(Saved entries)
□ □ □ □

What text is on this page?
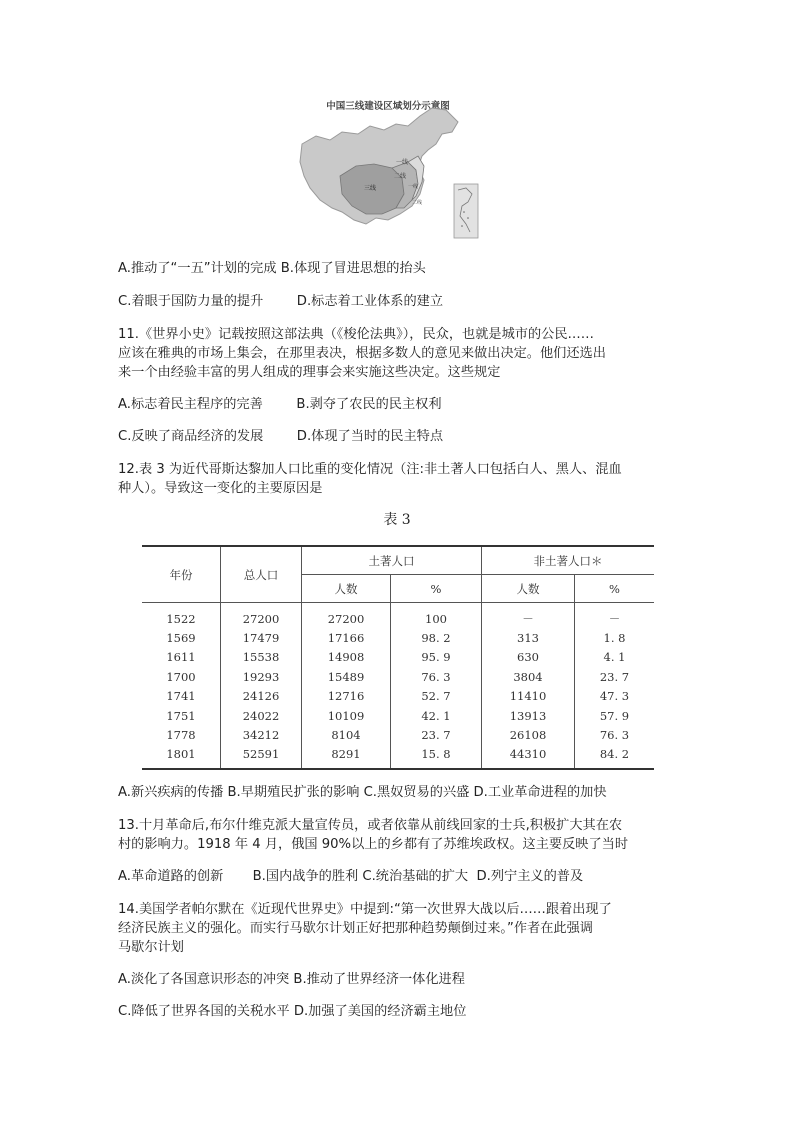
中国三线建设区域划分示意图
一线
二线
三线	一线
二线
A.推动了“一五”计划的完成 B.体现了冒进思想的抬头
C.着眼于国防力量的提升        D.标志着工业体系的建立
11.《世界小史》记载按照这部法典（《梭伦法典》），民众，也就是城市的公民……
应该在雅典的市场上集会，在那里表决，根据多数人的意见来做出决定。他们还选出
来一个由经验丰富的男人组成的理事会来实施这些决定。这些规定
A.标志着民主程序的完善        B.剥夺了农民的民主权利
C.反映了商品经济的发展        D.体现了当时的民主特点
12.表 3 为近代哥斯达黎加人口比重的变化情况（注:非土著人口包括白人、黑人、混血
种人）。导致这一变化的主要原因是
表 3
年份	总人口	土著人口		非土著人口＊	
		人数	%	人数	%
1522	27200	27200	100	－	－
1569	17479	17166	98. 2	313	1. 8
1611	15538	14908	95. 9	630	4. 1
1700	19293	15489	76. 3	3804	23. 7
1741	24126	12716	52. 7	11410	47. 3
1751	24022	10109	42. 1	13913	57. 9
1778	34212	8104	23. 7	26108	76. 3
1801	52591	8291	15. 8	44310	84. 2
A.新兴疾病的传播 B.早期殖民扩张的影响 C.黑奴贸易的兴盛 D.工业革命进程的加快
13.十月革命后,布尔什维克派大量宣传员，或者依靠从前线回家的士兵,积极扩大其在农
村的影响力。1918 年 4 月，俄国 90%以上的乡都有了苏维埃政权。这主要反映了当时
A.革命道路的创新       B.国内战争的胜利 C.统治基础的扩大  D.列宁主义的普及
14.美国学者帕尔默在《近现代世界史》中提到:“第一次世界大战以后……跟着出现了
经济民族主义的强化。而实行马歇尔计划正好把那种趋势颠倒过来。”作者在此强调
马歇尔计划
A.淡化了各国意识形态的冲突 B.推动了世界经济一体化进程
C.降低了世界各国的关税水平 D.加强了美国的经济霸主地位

□ □ □ □

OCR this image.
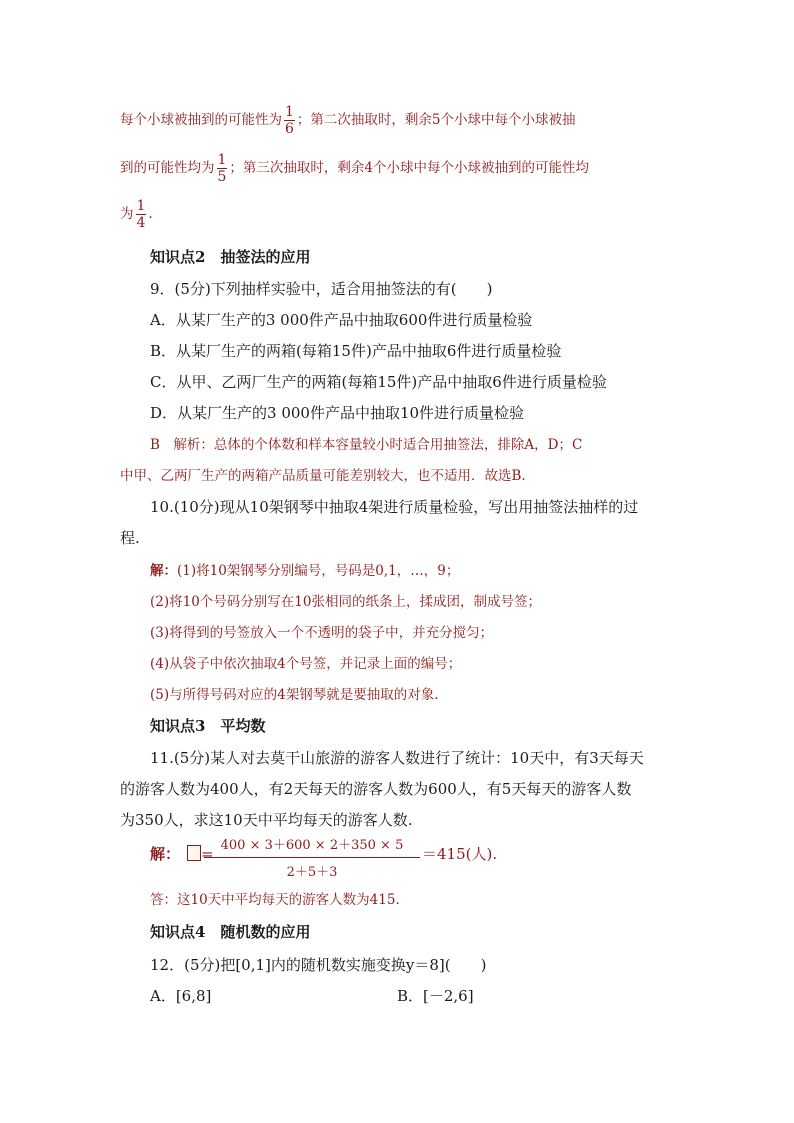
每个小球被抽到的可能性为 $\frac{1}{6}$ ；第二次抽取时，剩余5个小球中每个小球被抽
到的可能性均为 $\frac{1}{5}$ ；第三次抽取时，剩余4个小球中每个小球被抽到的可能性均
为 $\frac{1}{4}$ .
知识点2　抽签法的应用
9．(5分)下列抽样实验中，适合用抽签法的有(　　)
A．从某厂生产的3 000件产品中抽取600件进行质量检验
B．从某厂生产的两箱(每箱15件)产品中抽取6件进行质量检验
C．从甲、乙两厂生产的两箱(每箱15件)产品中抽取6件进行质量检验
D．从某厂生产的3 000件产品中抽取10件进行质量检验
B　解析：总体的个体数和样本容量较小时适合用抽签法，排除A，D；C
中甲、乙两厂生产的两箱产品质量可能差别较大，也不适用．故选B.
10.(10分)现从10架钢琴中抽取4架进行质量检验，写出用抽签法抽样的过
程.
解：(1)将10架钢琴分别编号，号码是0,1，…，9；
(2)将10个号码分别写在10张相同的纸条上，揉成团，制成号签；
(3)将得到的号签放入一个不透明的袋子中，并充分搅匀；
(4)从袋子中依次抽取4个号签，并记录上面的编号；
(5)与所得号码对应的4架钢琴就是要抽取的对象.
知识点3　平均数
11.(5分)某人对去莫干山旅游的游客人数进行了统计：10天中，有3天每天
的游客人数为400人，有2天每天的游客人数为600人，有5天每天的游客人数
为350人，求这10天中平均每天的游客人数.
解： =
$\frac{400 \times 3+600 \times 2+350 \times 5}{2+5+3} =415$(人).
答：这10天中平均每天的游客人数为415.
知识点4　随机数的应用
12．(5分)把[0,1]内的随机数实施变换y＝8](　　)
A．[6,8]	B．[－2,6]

□ □ □ □

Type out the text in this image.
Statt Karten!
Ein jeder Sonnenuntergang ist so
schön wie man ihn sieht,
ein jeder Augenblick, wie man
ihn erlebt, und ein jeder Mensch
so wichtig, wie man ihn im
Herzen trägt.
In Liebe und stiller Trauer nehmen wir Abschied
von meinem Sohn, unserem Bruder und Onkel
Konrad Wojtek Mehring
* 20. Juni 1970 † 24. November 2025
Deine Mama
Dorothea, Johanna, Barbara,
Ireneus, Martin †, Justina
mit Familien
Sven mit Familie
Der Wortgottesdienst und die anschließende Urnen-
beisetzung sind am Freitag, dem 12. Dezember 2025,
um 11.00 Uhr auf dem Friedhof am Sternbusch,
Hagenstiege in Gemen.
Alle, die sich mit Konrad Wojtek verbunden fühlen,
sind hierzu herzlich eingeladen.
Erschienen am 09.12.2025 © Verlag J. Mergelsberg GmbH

□ □ □ □

◆ **DIRECTIVE**:
Of the lines in the data, how many hold the string "frac"? State the number, nothing else.

◆ **EXERCISE RESPONSE**:
4